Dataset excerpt
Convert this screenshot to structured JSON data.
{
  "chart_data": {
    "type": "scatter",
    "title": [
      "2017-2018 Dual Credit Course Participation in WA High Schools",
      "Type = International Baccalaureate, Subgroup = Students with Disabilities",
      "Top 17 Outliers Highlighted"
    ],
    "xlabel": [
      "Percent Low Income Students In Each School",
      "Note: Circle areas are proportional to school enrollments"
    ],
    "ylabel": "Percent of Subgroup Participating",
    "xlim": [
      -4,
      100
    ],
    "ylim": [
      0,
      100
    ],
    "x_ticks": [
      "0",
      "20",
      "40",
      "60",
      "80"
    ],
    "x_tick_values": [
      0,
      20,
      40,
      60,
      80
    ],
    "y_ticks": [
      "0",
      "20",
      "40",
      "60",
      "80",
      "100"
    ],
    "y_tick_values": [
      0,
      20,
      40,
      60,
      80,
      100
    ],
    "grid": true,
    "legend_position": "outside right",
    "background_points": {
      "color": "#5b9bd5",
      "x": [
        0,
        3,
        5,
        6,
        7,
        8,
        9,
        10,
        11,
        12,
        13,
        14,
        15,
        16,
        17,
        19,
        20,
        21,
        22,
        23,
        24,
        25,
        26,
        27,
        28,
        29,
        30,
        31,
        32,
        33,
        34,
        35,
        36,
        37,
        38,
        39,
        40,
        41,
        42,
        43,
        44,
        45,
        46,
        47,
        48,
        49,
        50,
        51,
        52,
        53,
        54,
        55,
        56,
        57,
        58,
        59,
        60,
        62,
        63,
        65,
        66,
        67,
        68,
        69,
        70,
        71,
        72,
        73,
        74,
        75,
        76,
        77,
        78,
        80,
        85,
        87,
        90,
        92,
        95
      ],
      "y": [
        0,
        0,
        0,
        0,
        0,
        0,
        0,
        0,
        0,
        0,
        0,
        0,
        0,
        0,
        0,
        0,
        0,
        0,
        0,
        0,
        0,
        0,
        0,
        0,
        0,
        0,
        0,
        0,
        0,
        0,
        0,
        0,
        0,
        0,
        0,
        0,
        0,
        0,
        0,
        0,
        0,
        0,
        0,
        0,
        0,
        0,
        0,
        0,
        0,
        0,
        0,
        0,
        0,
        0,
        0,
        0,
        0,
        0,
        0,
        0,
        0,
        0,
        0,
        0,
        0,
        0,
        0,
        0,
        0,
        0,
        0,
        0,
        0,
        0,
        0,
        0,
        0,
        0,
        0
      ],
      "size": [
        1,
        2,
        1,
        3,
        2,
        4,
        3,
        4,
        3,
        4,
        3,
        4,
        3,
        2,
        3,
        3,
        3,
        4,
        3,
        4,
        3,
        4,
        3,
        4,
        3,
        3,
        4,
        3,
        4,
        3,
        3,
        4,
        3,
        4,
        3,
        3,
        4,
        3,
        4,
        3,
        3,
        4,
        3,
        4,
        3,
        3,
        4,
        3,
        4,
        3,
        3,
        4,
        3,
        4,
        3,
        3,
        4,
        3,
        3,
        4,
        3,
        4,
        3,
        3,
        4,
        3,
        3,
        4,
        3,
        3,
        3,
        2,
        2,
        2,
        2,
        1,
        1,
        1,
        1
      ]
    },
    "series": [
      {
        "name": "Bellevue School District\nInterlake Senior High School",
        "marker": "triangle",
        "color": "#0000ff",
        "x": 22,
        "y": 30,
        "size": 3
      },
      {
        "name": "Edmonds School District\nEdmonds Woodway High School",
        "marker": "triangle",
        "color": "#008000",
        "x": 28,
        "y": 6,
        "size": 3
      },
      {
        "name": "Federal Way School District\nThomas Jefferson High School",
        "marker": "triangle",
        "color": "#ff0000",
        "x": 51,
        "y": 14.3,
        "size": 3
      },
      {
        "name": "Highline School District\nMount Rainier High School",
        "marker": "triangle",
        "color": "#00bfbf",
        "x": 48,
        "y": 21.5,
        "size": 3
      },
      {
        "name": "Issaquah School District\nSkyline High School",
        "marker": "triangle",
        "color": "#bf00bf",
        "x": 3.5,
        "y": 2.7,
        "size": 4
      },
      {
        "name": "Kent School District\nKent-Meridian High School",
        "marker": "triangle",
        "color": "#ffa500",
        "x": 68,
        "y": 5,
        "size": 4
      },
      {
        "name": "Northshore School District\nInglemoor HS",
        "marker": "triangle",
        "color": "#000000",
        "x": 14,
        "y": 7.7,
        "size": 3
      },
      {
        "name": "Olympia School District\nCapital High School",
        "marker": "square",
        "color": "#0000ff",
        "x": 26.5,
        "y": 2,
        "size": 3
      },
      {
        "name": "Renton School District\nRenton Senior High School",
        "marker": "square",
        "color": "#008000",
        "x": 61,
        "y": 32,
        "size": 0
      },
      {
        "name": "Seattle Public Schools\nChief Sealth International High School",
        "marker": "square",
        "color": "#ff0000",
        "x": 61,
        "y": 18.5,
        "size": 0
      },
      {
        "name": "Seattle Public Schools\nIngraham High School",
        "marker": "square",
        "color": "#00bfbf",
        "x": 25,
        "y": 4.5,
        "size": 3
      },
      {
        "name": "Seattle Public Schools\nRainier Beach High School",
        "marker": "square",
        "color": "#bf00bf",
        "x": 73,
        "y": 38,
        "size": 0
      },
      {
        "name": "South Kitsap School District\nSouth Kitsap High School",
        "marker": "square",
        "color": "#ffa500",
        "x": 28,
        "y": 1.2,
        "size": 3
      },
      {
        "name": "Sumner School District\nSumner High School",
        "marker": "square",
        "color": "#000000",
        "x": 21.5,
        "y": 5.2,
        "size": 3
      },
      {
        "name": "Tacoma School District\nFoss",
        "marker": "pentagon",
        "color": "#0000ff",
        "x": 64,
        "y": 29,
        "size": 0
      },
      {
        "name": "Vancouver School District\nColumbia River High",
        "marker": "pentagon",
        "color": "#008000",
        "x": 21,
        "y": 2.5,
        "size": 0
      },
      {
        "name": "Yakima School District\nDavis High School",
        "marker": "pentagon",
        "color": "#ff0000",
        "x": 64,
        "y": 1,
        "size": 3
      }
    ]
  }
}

● OBJECTIVE:
Which lines contain the word "Students"? Copy each one.

● SOLUTION TO THE PROBLEM:
      "Type = International Baccalaureate, Subgroup = Students with Disabilities",
      "Percent Low Income Students In Each School",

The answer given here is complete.